### Given data
****************************************

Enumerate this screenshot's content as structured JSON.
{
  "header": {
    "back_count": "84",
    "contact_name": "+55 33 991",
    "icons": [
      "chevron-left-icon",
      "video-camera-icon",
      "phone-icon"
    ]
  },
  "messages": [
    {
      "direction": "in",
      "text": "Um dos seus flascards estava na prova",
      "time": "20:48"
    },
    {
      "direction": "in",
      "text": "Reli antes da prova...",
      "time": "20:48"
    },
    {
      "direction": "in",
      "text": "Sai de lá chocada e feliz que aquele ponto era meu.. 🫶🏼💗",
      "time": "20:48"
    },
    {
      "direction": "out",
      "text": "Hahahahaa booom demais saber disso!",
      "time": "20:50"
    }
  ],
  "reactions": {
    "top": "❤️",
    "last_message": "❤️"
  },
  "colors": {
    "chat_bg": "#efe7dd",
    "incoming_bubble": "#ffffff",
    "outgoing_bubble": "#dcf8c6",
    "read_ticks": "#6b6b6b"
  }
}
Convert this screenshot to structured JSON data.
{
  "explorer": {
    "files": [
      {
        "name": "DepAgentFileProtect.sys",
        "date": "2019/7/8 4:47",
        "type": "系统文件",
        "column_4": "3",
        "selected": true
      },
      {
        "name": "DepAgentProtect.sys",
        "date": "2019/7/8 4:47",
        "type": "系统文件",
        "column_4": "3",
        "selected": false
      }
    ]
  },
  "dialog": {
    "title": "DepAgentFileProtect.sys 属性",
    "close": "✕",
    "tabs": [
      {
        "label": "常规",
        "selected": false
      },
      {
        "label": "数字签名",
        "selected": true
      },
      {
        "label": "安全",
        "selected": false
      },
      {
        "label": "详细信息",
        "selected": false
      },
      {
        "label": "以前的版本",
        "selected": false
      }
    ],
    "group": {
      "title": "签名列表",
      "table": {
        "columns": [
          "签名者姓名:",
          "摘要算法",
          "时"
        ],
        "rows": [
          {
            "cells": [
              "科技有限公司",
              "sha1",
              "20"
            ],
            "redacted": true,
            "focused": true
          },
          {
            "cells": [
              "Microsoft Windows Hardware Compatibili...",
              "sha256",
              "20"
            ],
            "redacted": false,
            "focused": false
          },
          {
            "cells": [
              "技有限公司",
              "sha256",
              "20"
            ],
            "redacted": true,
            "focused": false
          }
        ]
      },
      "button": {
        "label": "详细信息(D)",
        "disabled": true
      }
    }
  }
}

****************************************

### What to do
Take the lines above and print them exactly.

### The completed task
Enumerate this screenshot's content as structured JSON.
{
  "header": {
    "back_count": "84",
    "contact_name": "+55 33 991",
    "icons": [
      "chevron-left-icon",
      "video-camera-icon",
      "phone-icon"
    ]
  },
  "messages": [
    {
      "direction": "in",
      "text": "Um dos seus flascards estava na prova",
      "time": "20:48"
    },
    {
      "direction": "in",
      "text": "Reli antes da prova...",
      "time": "20:48"
    },
    {
      "direction": "in",
      "text": "Sai de lá chocada e feliz que aquele ponto era meu.. 🫶🏼💗",
      "time": "20:48"
    },
    {
      "direction": "out",
      "text": "Hahahahaa booom demais saber disso!",
      "time": "20:50"
    }
  ],
  "reactions": {
    "top": "❤️",
    "last_message": "❤️"
  },
  "colors": {
    "chat_bg": "#efe7dd",
    "incoming_bubble": "#ffffff",
    "outgoing_bubble": "#dcf8c6",
    "read_ticks": "#6b6b6b"
  }
}
Convert this screenshot to structured JSON data.
{
  "explorer": {
    "files": [
      {
        "name": "DepAgentFileProtect.sys",
        "date": "2019/7/8 4:47",
        "type": "系统文件",
        "column_4": "3",
        "selected": true
      },
      {
        "name": "DepAgentProtect.sys",
        "date": "2019/7/8 4:47",
        "type": "系统文件",
        "column_4": "3",
        "selected": false
      }
    ]
  },
  "dialog": {
    "title": "DepAgentFileProtect.sys 属性",
    "close": "✕",
    "tabs": [
      {
        "label": "常规",
        "selected": false
      },
      {
        "label": "数字签名",
        "selected": true
      },
      {
        "label": "安全",
        "selected": false
      },
      {
        "label": "详细信息",
        "selected": false
      },
      {
        "label": "以前的版本",
        "selected": false
      }
    ],
    "group": {
      "title": "签名列表",
      "table": {
        "columns": [
          "签名者姓名:",
          "摘要算法",
          "时"
        ],
        "rows": [
          {
            "cells": [
              "科技有限公司",
              "sha1",
              "20"
            ],
            "redacted": true,
            "focused": true
          },
          {
            "cells": [
              "Microsoft Windows Hardware Compatibili...",
              "sha256",
              "20"
            ],
            "redacted": false,
            "focused": false
          },
          {
            "cells": [
              "技有限公司",
              "sha256",
              "20"
            ],
            "redacted": true,
            "focused": false
          }
        ]
      },
      "button": {
        "label": "详细信息(D)",
        "disabled": true
      }
    }
  }
}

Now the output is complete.